- _RECORDS PROVIDED_
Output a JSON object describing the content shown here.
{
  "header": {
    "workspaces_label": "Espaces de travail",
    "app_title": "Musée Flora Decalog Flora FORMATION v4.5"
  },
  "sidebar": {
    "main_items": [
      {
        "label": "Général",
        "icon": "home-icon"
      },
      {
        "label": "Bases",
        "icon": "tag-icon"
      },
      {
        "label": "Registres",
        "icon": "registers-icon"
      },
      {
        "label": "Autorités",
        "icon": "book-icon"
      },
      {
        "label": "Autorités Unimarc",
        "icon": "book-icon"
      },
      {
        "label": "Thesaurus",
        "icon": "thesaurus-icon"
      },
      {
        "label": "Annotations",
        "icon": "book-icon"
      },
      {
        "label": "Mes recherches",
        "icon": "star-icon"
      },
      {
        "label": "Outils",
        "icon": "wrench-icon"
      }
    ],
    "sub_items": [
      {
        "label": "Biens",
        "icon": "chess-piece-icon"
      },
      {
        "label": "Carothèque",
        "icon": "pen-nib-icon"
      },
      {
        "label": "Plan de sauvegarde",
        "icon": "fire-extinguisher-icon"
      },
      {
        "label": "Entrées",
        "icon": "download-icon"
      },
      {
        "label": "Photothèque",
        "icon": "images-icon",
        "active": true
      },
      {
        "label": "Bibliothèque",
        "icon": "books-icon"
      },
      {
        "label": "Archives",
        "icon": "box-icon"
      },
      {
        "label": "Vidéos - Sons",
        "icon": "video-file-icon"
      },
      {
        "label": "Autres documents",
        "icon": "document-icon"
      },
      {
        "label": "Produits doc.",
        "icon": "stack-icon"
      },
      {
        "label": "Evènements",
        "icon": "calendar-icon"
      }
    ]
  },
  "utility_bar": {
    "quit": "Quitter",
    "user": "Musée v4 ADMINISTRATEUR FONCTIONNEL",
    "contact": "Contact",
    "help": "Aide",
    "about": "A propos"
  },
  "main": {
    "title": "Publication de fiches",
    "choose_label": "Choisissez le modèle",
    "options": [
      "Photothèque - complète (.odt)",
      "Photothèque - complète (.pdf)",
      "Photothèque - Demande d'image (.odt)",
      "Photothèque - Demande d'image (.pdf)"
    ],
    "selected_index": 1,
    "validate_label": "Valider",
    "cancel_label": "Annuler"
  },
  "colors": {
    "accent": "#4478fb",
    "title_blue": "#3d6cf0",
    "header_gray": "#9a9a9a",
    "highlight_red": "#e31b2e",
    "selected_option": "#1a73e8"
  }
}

- _AIM OF THE EXERCISE_
Give the complete listing a second time, exactly as it reads.

- _EXERCISE RESULT_
Output a JSON object describing the content shown here.
{
  "header": {
    "workspaces_label": "Espaces de travail",
    "app_title": "Musée Flora Decalog Flora FORMATION v4.5"
  },
  "sidebar": {
    "main_items": [
      {
        "label": "Général",
        "icon": "home-icon"
      },
      {
        "label": "Bases",
        "icon": "tag-icon"
      },
      {
        "label": "Registres",
        "icon": "registers-icon"
      },
      {
        "label": "Autorités",
        "icon": "book-icon"
      },
      {
        "label": "Autorités Unimarc",
        "icon": "book-icon"
      },
      {
        "label": "Thesaurus",
        "icon": "thesaurus-icon"
      },
      {
        "label": "Annotations",
        "icon": "book-icon"
      },
      {
        "label": "Mes recherches",
        "icon": "star-icon"
      },
      {
        "label": "Outils",
        "icon": "wrench-icon"
      }
    ],
    "sub_items": [
      {
        "label": "Biens",
        "icon": "chess-piece-icon"
      },
      {
        "label": "Carothèque",
        "icon": "pen-nib-icon"
      },
      {
        "label": "Plan de sauvegarde",
        "icon": "fire-extinguisher-icon"
      },
      {
        "label": "Entrées",
        "icon": "download-icon"
      },
      {
        "label": "Photothèque",
        "icon": "images-icon",
        "active": true
      },
      {
        "label": "Bibliothèque",
        "icon": "books-icon"
      },
      {
        "label": "Archives",
        "icon": "box-icon"
      },
      {
        "label": "Vidéos - Sons",
        "icon": "video-file-icon"
      },
      {
        "label": "Autres documents",
        "icon": "document-icon"
      },
      {
        "label": "Produits doc.",
        "icon": "stack-icon"
      },
      {
        "label": "Evènements",
        "icon": "calendar-icon"
      }
    ]
  },
  "utility_bar": {
    "quit": "Quitter",
    "user": "Musée v4 ADMINISTRATEUR FONCTIONNEL",
    "contact": "Contact",
    "help": "Aide",
    "about": "A propos"
  },
  "main": {
    "title": "Publication de fiches",
    "choose_label": "Choisissez le modèle",
    "options": [
      "Photothèque - complète (.odt)",
      "Photothèque - complète (.pdf)",
      "Photothèque - Demande d'image (.odt)",
      "Photothèque - Demande d'image (.pdf)"
    ],
    "selected_index": 1,
    "validate_label": "Valider",
    "cancel_label": "Annuler"
  },
  "colors": {
    "accent": "#4478fb",
    "title_blue": "#3d6cf0",
    "header_gray": "#9a9a9a",
    "highlight_red": "#e31b2e",
    "selected_option": "#1a73e8"
  }
}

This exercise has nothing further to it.